(Collected data entries)
+===+
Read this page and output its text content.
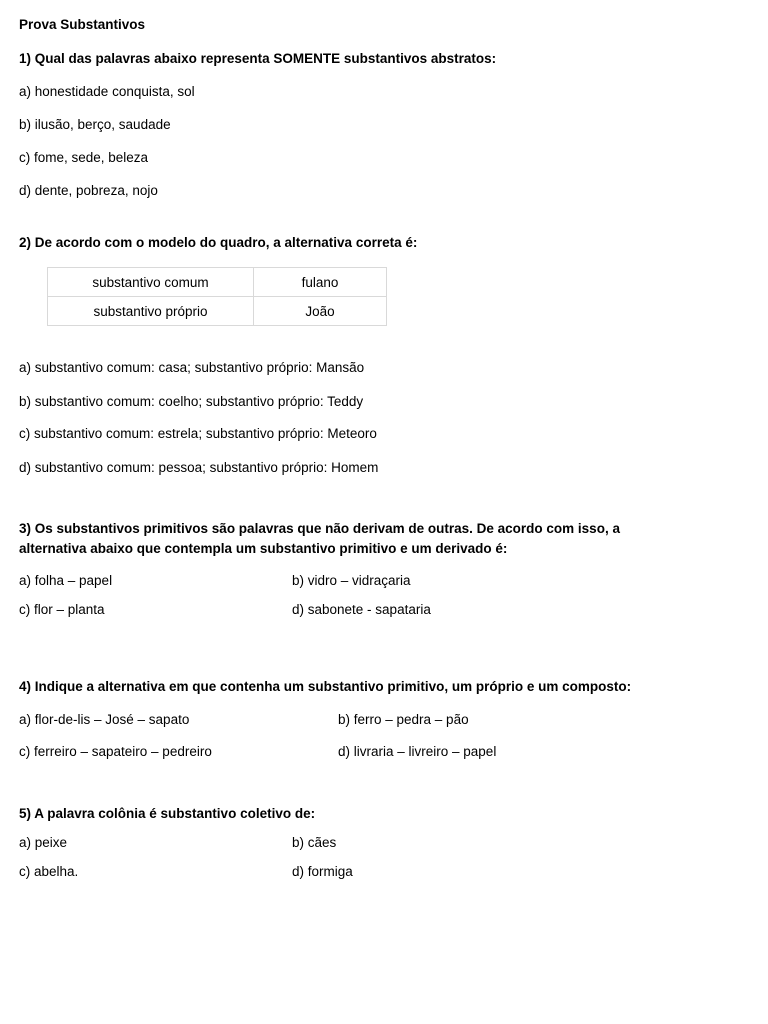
Prova Substantivos
1) Qual das palavras abaixo representa SOMENTE substantivos abstratos:
a) honestidade conquista, sol
b) ilusão, berço, saudade
c) fome, sede, beleza
d) dente, pobreza, nojo
2) De acordo com o modelo do quadro, a alternativa correta é:
substantivo comum	fulano
substantivo próprio	João
a) substantivo comum: casa; substantivo próprio: Mansão
b) substantivo comum: coelho; substantivo próprio: Teddy
c) substantivo comum: estrela; substantivo próprio: Meteoro
d) substantivo comum: pessoa; substantivo próprio: Homem
3) Os substantivos primitivos são palavras que não derivam de outras. De acordo com isso, a
alternativa abaixo que contempla um substantivo primitivo e um derivado é:
a) folha – papel	b) vidro – vidraçaria
c) flor – planta	d) sabonete - sapataria
4) Indique a alternativa em que contenha um substantivo primitivo, um próprio e um composto:
a) flor-de-lis – José – sapato	b) ferro – pedra – pão
c) ferreiro – sapateiro – pedreiro	d) livraria – livreiro – papel
5) A palavra colônia é substantivo coletivo de:
a) peixe	b) cães
c) abelha.	d) formiga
+===+
- [What is being asked]:
Without the pictures, repeat all the records word for word.

- [Response below]:
Read this page and output its text content.
Prova Substantivos
1) Qual das palavras abaixo representa SOMENTE substantivos abstratos:
a) honestidade conquista, sol
b) ilusão, berço, saudade
c) fome, sede, beleza
d) dente, pobreza, nojo
2) De acordo com o modelo do quadro, a alternativa correta é:
substantivo comum	fulano
substantivo próprio	João
a) substantivo comum: casa; substantivo próprio: Mansão
b) substantivo comum: coelho; substantivo próprio: Teddy
c) substantivo comum: estrela; substantivo próprio: Meteoro
d) substantivo comum: pessoa; substantivo próprio: Homem
3) Os substantivos primitivos são palavras que não derivam de outras. De acordo com isso, a
alternativa abaixo que contempla um substantivo primitivo e um derivado é:
a) folha – papel	b) vidro – vidraçaria
c) flor – planta	d) sabonete - sapataria
4) Indique a alternativa em que contenha um substantivo primitivo, um próprio e um composto:
a) flor-de-lis – José – sapato	b) ferro – pedra – pão
c) ferreiro – sapateiro – pedreiro	d) livraria – livreiro – papel
5) A palavra colônia é substantivo coletivo de:
a) peixe	b) cães
c) abelha.	d) formiga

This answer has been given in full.